→ **Written problem**
Repeat each record below exactly, dropping the pictures.
+ + +
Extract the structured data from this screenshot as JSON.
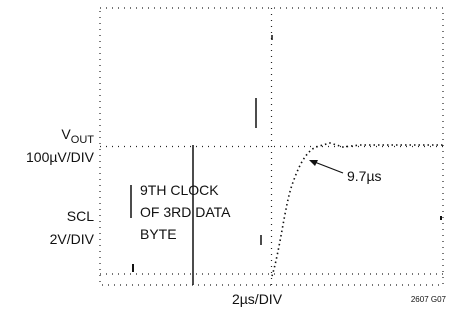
{
  "chart_data": {
    "type": "oscilloscope",
    "x_label": "2µs/DIV",
    "y_labels": [
      {
        "name": "V",
        "subscript": "OUT",
        "scale": "100µV/DIV"
      },
      {
        "name": "SCL",
        "scale": "2V/DIV"
      }
    ],
    "annotations": [
      "9TH CLOCK",
      "OF 3RD DATA",
      "BYTE",
      "9.7µs"
    ],
    "figure_id": "2607 G07"
  }
}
+ + +
→ **Answer for this exercise**
Extract the structured data from this screenshot as JSON.
{
  "chart_data": {
    "type": "oscilloscope",
    "x_label": "2µs/DIV",
    "y_labels": [
      {
        "name": "V",
        "subscript": "OUT",
        "scale": "100µV/DIV"
      },
      {
        "name": "SCL",
        "scale": "2V/DIV"
      }
    ],
    "annotations": [
      "9TH CLOCK",
      "OF 3RD DATA",
      "BYTE",
      "9.7µs"
    ],
    "figure_id": "2607 G07"
  }
}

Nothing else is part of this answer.